▸ Requirements: Only a number is wanted: how many lines in the listing contain the word "前瞻产业研究院"?

------------------------------------------------

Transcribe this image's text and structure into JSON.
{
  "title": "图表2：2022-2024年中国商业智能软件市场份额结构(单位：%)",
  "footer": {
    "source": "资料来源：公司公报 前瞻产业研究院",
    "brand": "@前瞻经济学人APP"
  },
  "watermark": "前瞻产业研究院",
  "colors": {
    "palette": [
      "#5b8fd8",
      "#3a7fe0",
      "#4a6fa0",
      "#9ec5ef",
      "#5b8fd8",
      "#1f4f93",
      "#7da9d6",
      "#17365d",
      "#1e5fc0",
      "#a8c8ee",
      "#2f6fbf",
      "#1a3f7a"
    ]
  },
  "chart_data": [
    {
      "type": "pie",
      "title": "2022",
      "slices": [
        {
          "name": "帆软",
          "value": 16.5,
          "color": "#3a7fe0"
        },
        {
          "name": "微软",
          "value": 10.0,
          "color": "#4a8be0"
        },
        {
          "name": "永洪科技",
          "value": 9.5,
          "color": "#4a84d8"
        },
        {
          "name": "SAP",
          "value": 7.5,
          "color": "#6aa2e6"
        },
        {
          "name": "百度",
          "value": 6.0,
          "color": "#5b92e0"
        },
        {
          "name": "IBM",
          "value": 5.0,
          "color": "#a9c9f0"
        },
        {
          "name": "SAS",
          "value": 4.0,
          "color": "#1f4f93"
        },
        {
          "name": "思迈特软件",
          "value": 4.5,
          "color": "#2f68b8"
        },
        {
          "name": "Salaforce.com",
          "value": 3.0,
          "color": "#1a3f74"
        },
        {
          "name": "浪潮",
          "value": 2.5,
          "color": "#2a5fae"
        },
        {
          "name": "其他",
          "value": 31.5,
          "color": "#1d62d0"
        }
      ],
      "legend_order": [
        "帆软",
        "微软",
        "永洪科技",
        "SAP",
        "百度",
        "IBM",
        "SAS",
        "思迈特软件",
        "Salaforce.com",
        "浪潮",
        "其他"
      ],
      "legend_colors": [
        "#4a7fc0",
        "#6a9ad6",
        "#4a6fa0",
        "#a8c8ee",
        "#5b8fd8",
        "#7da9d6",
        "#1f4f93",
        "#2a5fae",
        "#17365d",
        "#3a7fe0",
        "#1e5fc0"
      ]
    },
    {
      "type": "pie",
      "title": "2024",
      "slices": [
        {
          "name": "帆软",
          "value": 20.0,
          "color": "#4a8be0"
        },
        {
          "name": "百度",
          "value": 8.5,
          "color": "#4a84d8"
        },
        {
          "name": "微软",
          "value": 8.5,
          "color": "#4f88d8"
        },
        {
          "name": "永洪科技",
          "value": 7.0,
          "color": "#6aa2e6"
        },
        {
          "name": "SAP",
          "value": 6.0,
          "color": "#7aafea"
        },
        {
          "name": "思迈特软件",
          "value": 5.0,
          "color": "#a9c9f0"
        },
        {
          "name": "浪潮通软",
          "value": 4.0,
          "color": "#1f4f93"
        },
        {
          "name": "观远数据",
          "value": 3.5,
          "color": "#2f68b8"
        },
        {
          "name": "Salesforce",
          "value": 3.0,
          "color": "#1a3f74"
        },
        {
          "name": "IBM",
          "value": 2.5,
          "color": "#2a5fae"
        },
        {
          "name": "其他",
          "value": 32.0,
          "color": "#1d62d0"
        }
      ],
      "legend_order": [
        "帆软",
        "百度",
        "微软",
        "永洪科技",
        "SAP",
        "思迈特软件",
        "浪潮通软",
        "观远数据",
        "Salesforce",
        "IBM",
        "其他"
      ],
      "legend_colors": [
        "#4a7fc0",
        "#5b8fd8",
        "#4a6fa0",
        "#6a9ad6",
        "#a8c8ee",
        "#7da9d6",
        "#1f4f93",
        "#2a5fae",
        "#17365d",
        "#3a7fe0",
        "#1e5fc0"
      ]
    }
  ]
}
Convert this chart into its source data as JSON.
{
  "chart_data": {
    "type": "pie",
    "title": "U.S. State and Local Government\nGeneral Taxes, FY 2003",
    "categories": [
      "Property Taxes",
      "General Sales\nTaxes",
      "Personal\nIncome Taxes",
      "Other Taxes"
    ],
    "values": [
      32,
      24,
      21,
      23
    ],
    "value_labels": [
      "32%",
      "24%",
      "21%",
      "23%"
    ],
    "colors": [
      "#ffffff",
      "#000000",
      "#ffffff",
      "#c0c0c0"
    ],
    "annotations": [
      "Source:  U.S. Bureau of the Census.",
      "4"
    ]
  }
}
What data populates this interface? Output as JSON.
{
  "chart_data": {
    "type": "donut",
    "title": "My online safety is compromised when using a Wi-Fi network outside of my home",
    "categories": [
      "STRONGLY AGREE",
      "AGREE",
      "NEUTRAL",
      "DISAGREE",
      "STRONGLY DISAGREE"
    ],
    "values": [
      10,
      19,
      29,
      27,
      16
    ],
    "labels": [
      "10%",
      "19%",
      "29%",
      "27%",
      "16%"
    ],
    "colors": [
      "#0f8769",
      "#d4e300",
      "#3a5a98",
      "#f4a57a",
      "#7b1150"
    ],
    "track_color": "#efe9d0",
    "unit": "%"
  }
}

------------------------------------------------

▸ The output: 2